◆ Problem to solve ◆
Copy the entries below exactly. Images do not belong in the copy.

(Saved data entries)
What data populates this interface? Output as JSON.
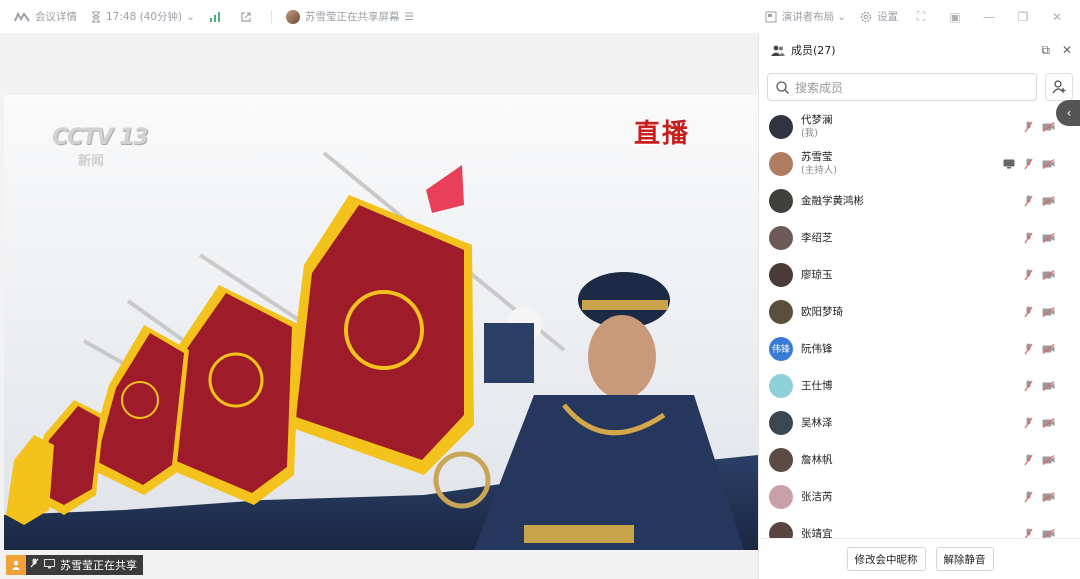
{
  "topbar": {
    "meeting_info": "会议详情",
    "time": "17:48 (40分钟)",
    "sharing": "苏雪莹正在共享屏幕",
    "layout": "演讲者布局",
    "settings": "设置"
  },
  "video": {
    "channel_logo": "CCTV 13",
    "channel_sub": "新闻",
    "live_badge": "直播"
  },
  "share_bar": {
    "text": "苏雪莹正在共享"
  },
  "panel": {
    "title": "成员(27)",
    "search_placeholder": "搜索成员",
    "members": [
      {
        "name": "代梦澜",
        "role": "(我)",
        "avatar_color": "#2f3440",
        "avatar_text": "",
        "screen_share": false
      },
      {
        "name": "苏雪莹",
        "role": "(主持人)",
        "avatar_color": "#b07c62",
        "avatar_text": "",
        "screen_share": true
      },
      {
        "name": "金融学黄鸿彬",
        "role": "",
        "avatar_color": "#40403c",
        "avatar_text": "",
        "screen_share": false
      },
      {
        "name": "李绍芝",
        "role": "",
        "avatar_color": "#6d5a58",
        "avatar_text": "",
        "screen_share": false
      },
      {
        "name": "廖琼玉",
        "role": "",
        "avatar_color": "#4a3a38",
        "avatar_text": "",
        "screen_share": false
      },
      {
        "name": "欧阳梦琦",
        "role": "",
        "avatar_color": "#5a4f3a",
        "avatar_text": "",
        "screen_share": false
      },
      {
        "name": "阮伟锋",
        "role": "",
        "avatar_color": "#3a7bd5",
        "avatar_text": "伟锋",
        "screen_share": false
      },
      {
        "name": "王仕博",
        "role": "",
        "avatar_color": "#8ed0d8",
        "avatar_text": "",
        "screen_share": false
      },
      {
        "name": "吴林泽",
        "role": "",
        "avatar_color": "#3a4750",
        "avatar_text": "",
        "screen_share": false
      },
      {
        "name": "詹林帆",
        "role": "",
        "avatar_color": "#5c4a44",
        "avatar_text": "",
        "screen_share": false
      },
      {
        "name": "张洁芮",
        "role": "",
        "avatar_color": "#c9a0a8",
        "avatar_text": "",
        "screen_share": false
      },
      {
        "name": "张靖宜",
        "role": "",
        "avatar_color": "#5a4440",
        "avatar_text": "",
        "screen_share": false
      }
    ],
    "rename_button": "修改会中昵称",
    "unmute_button": "解除静音"
  },
  "colors": {
    "mic_off": "#e06666",
    "share_accent": "#f0a13a"
  }
}
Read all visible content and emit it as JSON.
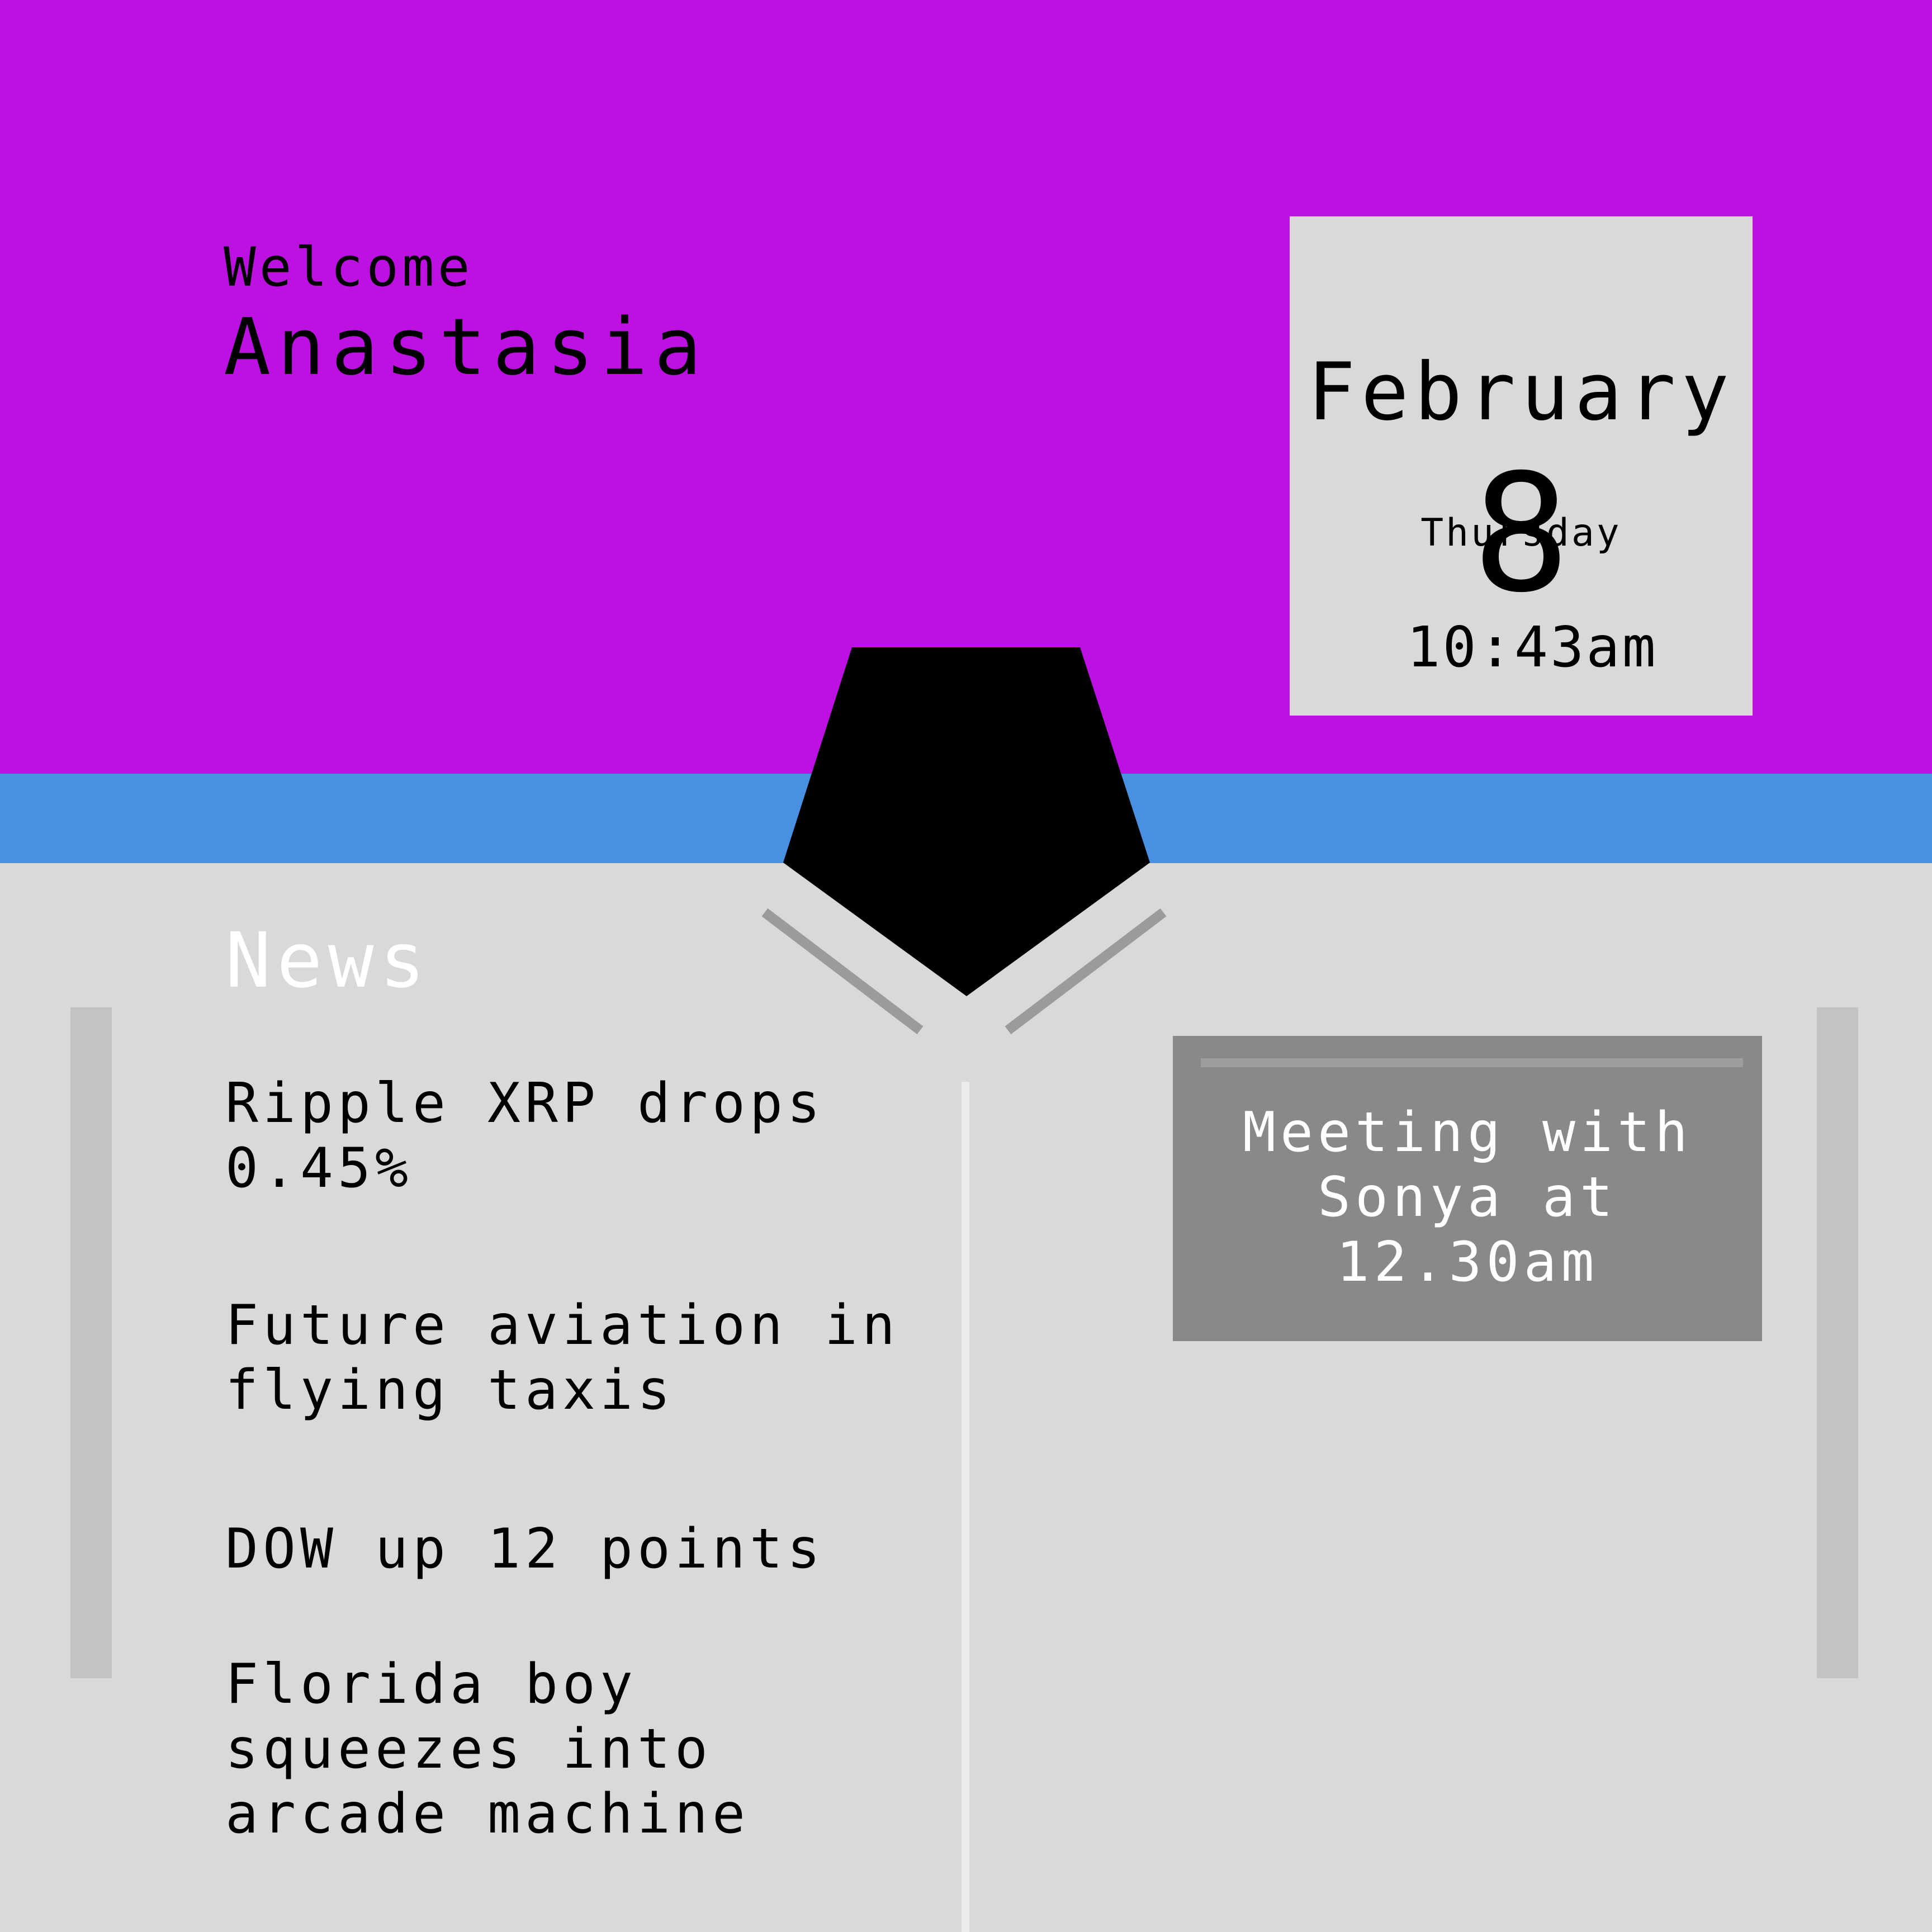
{
  "greeting": {
    "welcome": "Welcome",
    "user_name": "Anastasia"
  },
  "date_card": {
    "weekday": "Thursday",
    "month": "February",
    "day": "8",
    "time": "10:43am"
  },
  "news": {
    "title": "News",
    "items": [
      {
        "lines": [
          "Ripple XRP drops",
          "0.45%"
        ]
      },
      {
        "lines": [
          "Future aviation in",
          "flying taxis"
        ]
      },
      {
        "lines": [
          "DOW up 12 points"
        ]
      },
      {
        "lines": [
          "Florida boy",
          "squeezes into",
          "arcade machine"
        ]
      }
    ]
  },
  "meeting": {
    "lines": [
      "Meeting with",
      "Sonya at",
      "12.30am"
    ]
  },
  "icons": {
    "center": "pentagon-icon"
  },
  "colors": {
    "header": "#bc11e0",
    "band": "#4a90e2",
    "background": "#d9d9d9",
    "card": "#d9d9d9",
    "meeting_card": "#8a8987"
  }
}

◆ Correct output ◆
What data populates this interface? Output as JSON.
{
  "topbar": {
    "meeting_info": "会议详情",
    "time": "17:48 (40分钟)",
    "sharing": "苏雪莹正在共享屏幕",
    "layout": "演讲者布局",
    "settings": "设置"
  },
  "video": {
    "channel_logo": "CCTV 13",
    "channel_sub": "新闻",
    "live_badge": "直播"
  },
  "share_bar": {
    "text": "苏雪莹正在共享"
  },
  "panel": {
    "title": "成员(27)",
    "search_placeholder": "搜索成员",
    "members": [
      {
        "name": "代梦澜",
        "role": "(我)",
        "avatar_color": "#2f3440",
        "avatar_text": "",
        "screen_share": false
      },
      {
        "name": "苏雪莹",
        "role": "(主持人)",
        "avatar_color": "#b07c62",
        "avatar_text": "",
        "screen_share": true
      },
      {
        "name": "金融学黄鸿彬",
        "role": "",
        "avatar_color": "#40403c",
        "avatar_text": "",
        "screen_share": false
      },
      {
        "name": "李绍芝",
        "role": "",
        "avatar_color": "#6d5a58",
        "avatar_text": "",
        "screen_share": false
      },
      {
        "name": "廖琼玉",
        "role": "",
        "avatar_color": "#4a3a38",
        "avatar_text": "",
        "screen_share": false
      },
      {
        "name": "欧阳梦琦",
        "role": "",
        "avatar_color": "#5a4f3a",
        "avatar_text": "",
        "screen_share": false
      },
      {
        "name": "阮伟锋",
        "role": "",
        "avatar_color": "#3a7bd5",
        "avatar_text": "伟锋",
        "screen_share": false
      },
      {
        "name": "王仕博",
        "role": "",
        "avatar_color": "#8ed0d8",
        "avatar_text": "",
        "screen_share": false
      },
      {
        "name": "吴林泽",
        "role": "",
        "avatar_color": "#3a4750",
        "avatar_text": "",
        "screen_share": false
      },
      {
        "name": "詹林帆",
        "role": "",
        "avatar_color": "#5c4a44",
        "avatar_text": "",
        "screen_share": false
      },
      {
        "name": "张洁芮",
        "role": "",
        "avatar_color": "#c9a0a8",
        "avatar_text": "",
        "screen_share": false
      },
      {
        "name": "张靖宜",
        "role": "",
        "avatar_color": "#5a4440",
        "avatar_text": "",
        "screen_share": false
      }
    ],
    "rename_button": "修改会中昵称",
    "unmute_button": "解除静音"
  },
  "colors": {
    "mic_off": "#e06666",
    "share_accent": "#f0a13a"
  }
}
Read all visible content and emit it as JSON.
{
  "greeting": {
    "welcome": "Welcome",
    "user_name": "Anastasia"
  },
  "date_card": {
    "weekday": "Thursday",
    "month": "February",
    "day": "8",
    "time": "10:43am"
  },
  "news": {
    "title": "News",
    "items": [
      {
        "lines": [
          "Ripple XRP drops",
          "0.45%"
        ]
      },
      {
        "lines": [
          "Future aviation in",
          "flying taxis"
        ]
      },
      {
        "lines": [
          "DOW up 12 points"
        ]
      },
      {
        "lines": [
          "Florida boy",
          "squeezes into",
          "arcade machine"
        ]
      }
    ]
  },
  "meeting": {
    "lines": [
      "Meeting with",
      "Sonya at",
      "12.30am"
    ]
  },
  "icons": {
    "center": "pentagon-icon"
  },
  "colors": {
    "header": "#bc11e0",
    "band": "#4a90e2",
    "background": "#d9d9d9",
    "card": "#d9d9d9",
    "meeting_card": "#8a8987"
  }
}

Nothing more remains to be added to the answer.